Problem requirements: Count lines with "felt" in them. Report only the total.
━━━━━ Extracted records
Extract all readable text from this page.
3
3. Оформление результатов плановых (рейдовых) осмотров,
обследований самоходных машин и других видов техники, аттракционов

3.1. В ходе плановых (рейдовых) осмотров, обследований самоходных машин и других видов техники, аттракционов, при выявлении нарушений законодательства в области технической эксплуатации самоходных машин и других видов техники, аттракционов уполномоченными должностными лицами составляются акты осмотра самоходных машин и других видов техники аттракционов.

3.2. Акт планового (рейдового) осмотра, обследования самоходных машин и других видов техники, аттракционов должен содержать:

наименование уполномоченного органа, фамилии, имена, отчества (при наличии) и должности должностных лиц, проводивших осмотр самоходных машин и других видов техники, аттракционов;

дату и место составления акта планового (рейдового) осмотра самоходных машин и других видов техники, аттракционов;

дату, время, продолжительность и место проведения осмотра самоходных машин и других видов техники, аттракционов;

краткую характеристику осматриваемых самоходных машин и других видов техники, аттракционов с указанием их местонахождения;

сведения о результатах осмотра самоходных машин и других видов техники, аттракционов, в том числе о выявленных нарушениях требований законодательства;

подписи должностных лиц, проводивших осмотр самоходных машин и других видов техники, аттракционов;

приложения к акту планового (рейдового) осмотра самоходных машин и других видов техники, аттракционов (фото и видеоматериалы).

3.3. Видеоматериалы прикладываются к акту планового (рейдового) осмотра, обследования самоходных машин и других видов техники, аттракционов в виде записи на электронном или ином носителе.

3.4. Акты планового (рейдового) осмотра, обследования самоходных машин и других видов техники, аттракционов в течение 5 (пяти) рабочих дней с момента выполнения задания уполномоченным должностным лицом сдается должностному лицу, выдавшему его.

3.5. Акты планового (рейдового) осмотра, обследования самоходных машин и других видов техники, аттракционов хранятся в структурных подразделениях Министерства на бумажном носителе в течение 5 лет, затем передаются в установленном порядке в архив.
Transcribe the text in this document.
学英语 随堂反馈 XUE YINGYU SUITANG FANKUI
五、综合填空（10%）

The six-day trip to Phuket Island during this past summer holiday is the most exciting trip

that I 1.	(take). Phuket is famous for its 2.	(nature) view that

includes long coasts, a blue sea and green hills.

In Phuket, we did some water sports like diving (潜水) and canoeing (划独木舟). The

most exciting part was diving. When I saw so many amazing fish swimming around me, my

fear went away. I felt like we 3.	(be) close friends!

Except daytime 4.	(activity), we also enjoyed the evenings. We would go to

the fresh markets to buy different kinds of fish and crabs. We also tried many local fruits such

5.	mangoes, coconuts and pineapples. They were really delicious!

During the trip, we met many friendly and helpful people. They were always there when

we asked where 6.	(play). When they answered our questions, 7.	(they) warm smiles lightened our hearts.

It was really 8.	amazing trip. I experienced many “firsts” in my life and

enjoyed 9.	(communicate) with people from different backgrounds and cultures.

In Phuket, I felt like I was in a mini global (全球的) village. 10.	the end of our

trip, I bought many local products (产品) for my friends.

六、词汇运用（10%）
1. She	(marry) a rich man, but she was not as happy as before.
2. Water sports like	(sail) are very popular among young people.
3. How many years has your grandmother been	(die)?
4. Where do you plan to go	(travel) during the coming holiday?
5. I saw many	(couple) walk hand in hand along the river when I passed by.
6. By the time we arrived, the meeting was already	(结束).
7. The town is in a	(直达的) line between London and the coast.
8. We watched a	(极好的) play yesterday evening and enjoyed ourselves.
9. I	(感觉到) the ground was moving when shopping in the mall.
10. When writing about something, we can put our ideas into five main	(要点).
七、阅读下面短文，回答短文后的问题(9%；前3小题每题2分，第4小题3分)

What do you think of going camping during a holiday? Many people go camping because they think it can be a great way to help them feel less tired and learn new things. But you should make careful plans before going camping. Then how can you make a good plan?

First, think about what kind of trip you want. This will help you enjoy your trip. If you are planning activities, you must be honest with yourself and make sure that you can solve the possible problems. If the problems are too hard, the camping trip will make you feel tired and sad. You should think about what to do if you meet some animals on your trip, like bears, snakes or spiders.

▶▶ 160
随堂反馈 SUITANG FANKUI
━━━━━━━━━━
Task response: 2